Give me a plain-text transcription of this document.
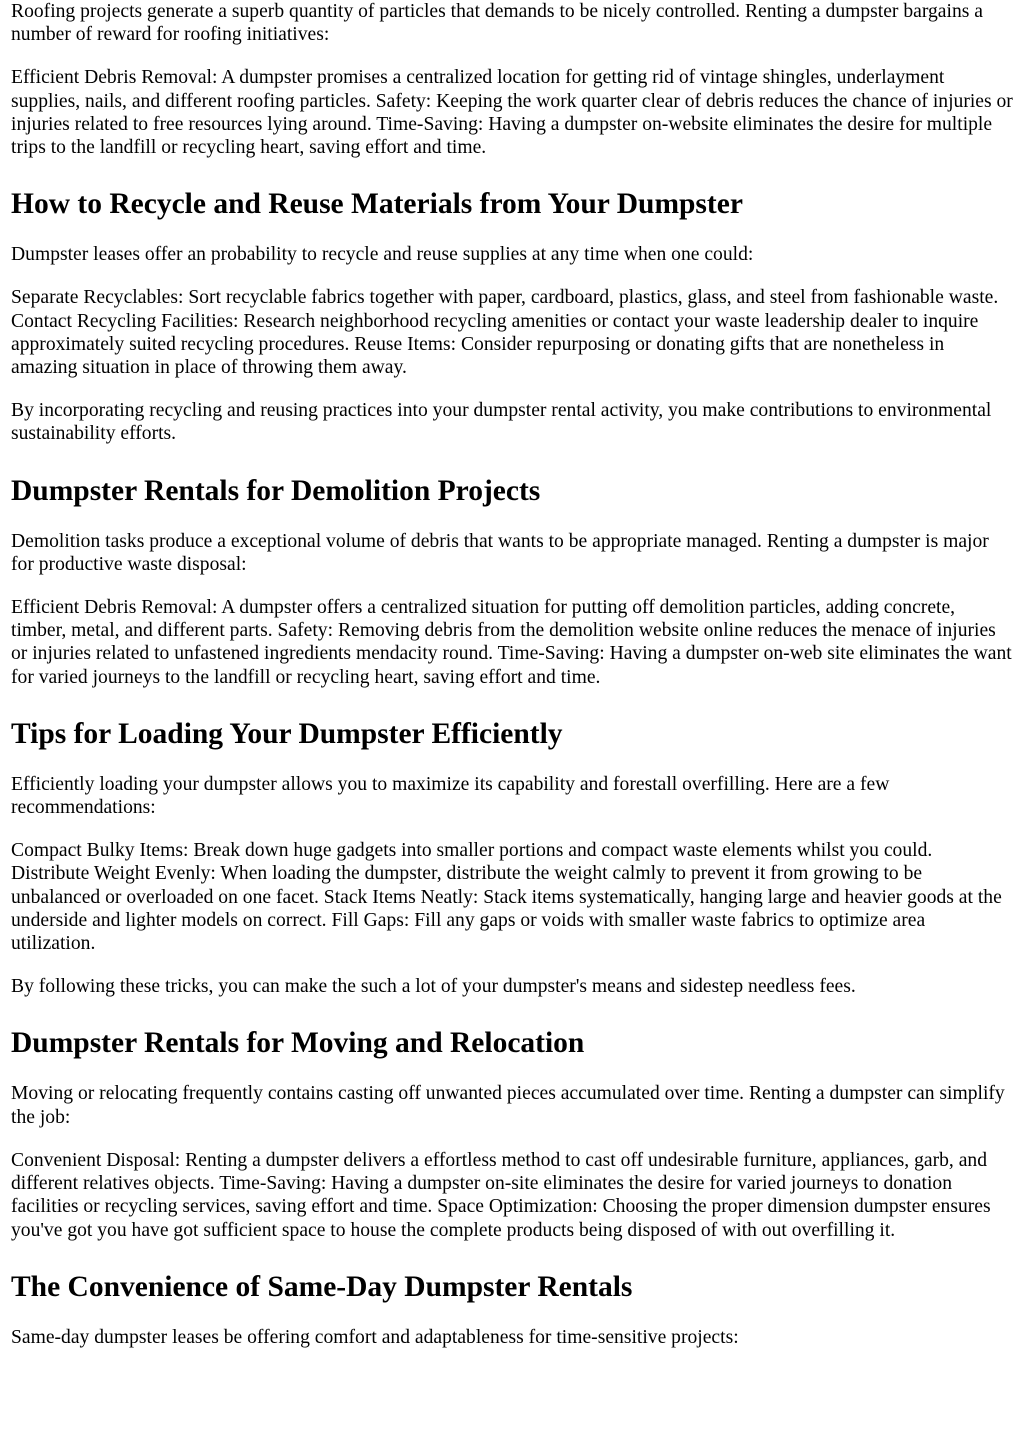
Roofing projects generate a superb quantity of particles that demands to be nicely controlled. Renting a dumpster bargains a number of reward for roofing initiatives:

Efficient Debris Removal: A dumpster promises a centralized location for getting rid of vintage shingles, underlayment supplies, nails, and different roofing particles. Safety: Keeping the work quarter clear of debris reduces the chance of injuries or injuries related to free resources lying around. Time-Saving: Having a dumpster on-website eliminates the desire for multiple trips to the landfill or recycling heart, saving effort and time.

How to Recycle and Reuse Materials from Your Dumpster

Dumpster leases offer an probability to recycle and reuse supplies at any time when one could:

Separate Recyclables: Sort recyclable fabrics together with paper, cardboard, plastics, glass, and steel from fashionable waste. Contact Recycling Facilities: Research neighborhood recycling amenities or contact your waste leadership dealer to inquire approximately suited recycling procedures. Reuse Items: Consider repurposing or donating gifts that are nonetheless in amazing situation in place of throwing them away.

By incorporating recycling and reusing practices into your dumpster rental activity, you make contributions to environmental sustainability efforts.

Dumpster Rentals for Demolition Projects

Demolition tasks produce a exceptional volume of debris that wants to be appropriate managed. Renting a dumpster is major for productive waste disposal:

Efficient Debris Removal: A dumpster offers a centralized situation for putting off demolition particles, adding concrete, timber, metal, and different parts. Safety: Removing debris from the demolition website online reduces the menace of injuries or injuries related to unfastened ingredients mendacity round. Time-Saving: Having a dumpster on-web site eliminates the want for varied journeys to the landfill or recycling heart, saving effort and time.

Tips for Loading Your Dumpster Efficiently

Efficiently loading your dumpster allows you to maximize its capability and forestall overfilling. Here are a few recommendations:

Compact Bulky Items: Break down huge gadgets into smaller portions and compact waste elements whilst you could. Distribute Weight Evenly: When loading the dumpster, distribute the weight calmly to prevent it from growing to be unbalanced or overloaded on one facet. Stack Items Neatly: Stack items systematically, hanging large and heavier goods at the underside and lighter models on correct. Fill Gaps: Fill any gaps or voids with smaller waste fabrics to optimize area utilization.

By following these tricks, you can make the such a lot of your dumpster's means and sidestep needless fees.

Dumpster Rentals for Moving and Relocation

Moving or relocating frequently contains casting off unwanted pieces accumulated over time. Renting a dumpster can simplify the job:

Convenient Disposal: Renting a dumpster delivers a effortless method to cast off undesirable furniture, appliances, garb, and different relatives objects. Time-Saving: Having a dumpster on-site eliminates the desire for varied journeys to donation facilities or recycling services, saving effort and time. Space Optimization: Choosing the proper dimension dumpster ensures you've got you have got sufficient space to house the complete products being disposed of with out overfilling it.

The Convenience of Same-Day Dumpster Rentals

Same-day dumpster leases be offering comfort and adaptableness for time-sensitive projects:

=-=-=

Objective → Output every entry verbatim. Pictures do not belong in the copy.

Response to the task →
Give me a plain-text transcription of this document.
Roofing projects generate a superb quantity of particles that demands to be nicely controlled. Renting a dumpster bargains a number of reward for roofing initiatives:

Efficient Debris Removal: A dumpster promises a centralized location for getting rid of vintage shingles, underlayment supplies, nails, and different roofing particles. Safety: Keeping the work quarter clear of debris reduces the chance of injuries or injuries related to free resources lying around. Time-Saving: Having a dumpster on-website eliminates the desire for multiple trips to the landfill or recycling heart, saving effort and time.

How to Recycle and Reuse Materials from Your Dumpster

Dumpster leases offer an probability to recycle and reuse supplies at any time when one could:

Separate Recyclables: Sort recyclable fabrics together with paper, cardboard, plastics, glass, and steel from fashionable waste. Contact Recycling Facilities: Research neighborhood recycling amenities or contact your waste leadership dealer to inquire approximately suited recycling procedures. Reuse Items: Consider repurposing or donating gifts that are nonetheless in amazing situation in place of throwing them away.

By incorporating recycling and reusing practices into your dumpster rental activity, you make contributions to environmental sustainability efforts.

Dumpster Rentals for Demolition Projects

Demolition tasks produce a exceptional volume of debris that wants to be appropriate managed. Renting a dumpster is major for productive waste disposal:

Efficient Debris Removal: A dumpster offers a centralized situation for putting off demolition particles, adding concrete, timber, metal, and different parts. Safety: Removing debris from the demolition website online reduces the menace of injuries or injuries related to unfastened ingredients mendacity round. Time-Saving: Having a dumpster on-web site eliminates the want for varied journeys to the landfill or recycling heart, saving effort and time.

Tips for Loading Your Dumpster Efficiently

Efficiently loading your dumpster allows you to maximize its capability and forestall overfilling. Here are a few recommendations:

Compact Bulky Items: Break down huge gadgets into smaller portions and compact waste elements whilst you could. Distribute Weight Evenly: When loading the dumpster, distribute the weight calmly to prevent it from growing to be unbalanced or overloaded on one facet. Stack Items Neatly: Stack items systematically, hanging large and heavier goods at the underside and lighter models on correct. Fill Gaps: Fill any gaps or voids with smaller waste fabrics to optimize area utilization.

By following these tricks, you can make the such a lot of your dumpster's means and sidestep needless fees.

Dumpster Rentals for Moving and Relocation

Moving or relocating frequently contains casting off unwanted pieces accumulated over time. Renting a dumpster can simplify the job:

Convenient Disposal: Renting a dumpster delivers a effortless method to cast off undesirable furniture, appliances, garb, and different relatives objects. Time-Saving: Having a dumpster on-site eliminates the desire for varied journeys to donation facilities or recycling services, saving effort and time. Space Optimization: Choosing the proper dimension dumpster ensures you've got you have got sufficient space to house the complete products being disposed of with out overfilling it.

The Convenience of Same-Day Dumpster Rentals

Same-day dumpster leases be offering comfort and adaptableness for time-sensitive projects:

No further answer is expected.